The request
Find how many lines of the listing below include the word "this", then report the number by itself.

The data
▬▬▬▬▬▬

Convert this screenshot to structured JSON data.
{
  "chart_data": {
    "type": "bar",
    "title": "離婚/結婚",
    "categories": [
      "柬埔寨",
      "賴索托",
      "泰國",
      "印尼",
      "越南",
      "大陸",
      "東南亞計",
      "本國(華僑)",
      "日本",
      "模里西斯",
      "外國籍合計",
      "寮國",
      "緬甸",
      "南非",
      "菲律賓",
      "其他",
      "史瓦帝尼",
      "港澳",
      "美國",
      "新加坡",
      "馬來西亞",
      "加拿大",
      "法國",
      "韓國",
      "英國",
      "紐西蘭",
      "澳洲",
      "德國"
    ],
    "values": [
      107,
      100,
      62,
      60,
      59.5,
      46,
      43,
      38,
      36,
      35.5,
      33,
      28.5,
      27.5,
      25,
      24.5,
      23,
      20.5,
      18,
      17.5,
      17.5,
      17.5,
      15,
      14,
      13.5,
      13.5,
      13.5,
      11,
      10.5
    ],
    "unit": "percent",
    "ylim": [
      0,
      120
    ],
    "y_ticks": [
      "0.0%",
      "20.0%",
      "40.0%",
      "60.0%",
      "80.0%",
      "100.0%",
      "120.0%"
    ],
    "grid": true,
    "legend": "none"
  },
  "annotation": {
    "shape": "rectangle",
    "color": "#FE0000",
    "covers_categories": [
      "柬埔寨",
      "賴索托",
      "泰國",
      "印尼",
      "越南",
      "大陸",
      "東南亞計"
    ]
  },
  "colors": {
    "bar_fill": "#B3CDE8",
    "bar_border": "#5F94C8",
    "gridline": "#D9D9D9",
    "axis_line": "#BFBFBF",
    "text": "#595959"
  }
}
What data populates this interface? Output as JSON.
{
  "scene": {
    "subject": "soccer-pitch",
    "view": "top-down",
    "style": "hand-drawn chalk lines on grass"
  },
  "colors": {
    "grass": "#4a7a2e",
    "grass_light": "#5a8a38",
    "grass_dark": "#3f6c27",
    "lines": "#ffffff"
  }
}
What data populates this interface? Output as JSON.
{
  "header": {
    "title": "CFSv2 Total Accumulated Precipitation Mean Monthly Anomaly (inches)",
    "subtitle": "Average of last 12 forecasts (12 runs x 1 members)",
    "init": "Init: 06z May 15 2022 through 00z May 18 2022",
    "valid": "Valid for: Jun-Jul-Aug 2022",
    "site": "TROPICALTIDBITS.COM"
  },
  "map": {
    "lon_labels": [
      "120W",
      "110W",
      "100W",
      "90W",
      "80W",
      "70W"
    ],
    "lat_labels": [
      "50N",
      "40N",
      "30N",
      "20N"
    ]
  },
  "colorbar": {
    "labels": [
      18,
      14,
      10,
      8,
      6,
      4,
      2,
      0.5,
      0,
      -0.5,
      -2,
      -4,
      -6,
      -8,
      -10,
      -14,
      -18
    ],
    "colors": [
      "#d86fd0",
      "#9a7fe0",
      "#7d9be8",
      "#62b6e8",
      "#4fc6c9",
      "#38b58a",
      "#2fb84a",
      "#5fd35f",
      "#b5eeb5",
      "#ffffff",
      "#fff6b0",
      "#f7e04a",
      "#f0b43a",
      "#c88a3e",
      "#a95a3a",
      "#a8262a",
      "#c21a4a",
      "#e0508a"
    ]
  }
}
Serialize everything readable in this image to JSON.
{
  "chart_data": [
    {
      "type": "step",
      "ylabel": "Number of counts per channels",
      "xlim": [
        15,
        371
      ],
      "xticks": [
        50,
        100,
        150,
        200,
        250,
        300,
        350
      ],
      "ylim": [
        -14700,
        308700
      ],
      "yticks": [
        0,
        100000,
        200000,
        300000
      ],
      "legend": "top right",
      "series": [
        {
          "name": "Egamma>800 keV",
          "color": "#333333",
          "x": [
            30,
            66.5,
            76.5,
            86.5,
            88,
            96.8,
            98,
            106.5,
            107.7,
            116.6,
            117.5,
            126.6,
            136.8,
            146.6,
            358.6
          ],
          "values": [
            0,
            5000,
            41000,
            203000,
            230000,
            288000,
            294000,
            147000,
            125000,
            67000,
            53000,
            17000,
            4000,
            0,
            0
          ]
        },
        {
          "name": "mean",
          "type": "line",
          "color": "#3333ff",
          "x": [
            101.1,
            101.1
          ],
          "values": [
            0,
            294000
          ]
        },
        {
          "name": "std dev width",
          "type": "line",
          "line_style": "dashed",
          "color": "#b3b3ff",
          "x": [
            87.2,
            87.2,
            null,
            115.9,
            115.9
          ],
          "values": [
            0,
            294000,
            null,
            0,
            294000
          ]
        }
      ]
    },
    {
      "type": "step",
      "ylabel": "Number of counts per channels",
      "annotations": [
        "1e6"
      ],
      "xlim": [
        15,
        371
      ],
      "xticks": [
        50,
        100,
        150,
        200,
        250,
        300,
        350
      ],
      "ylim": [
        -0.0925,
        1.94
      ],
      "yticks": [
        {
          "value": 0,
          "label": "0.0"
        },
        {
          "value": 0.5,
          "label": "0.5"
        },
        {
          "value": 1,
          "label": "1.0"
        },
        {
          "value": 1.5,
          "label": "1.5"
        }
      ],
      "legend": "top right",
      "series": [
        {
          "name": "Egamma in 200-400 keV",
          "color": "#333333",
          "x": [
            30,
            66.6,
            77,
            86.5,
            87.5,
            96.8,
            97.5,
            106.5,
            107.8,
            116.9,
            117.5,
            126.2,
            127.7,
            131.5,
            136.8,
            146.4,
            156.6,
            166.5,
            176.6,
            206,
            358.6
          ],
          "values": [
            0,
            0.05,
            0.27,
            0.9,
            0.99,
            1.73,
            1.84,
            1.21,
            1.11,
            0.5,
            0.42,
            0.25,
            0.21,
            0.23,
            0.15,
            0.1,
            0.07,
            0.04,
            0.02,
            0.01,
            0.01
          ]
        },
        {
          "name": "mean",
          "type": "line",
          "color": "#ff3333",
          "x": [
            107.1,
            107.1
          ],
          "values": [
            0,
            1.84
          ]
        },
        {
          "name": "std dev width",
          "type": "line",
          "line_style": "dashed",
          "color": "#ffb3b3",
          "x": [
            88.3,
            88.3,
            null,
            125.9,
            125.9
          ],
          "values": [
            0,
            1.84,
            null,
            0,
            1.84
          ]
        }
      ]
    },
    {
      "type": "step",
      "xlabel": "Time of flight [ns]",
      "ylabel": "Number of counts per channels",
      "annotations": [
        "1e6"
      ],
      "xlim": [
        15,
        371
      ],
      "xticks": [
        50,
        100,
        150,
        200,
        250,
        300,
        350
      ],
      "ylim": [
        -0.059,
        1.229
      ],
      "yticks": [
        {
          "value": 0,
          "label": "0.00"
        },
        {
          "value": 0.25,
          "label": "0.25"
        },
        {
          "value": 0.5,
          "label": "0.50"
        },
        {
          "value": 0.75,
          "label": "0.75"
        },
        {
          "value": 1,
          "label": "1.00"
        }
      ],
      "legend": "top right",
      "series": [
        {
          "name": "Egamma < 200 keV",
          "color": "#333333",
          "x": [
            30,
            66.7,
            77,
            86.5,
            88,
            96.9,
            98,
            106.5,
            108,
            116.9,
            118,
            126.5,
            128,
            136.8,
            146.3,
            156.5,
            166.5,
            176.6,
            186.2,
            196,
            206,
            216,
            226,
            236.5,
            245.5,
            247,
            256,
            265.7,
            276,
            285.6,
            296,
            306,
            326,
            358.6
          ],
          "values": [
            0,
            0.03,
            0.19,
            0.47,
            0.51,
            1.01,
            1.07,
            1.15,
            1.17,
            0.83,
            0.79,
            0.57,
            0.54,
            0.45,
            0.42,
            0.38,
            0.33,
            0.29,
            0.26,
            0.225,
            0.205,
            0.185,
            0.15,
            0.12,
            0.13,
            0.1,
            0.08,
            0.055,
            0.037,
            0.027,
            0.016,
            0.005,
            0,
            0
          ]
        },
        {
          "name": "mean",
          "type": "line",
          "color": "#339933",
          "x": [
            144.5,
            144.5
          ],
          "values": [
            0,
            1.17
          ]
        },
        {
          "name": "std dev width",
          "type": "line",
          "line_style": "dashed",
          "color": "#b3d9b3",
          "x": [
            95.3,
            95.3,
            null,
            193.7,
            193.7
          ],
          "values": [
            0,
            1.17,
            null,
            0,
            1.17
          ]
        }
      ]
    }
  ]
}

▬▬▬▬▬▬

Output below
4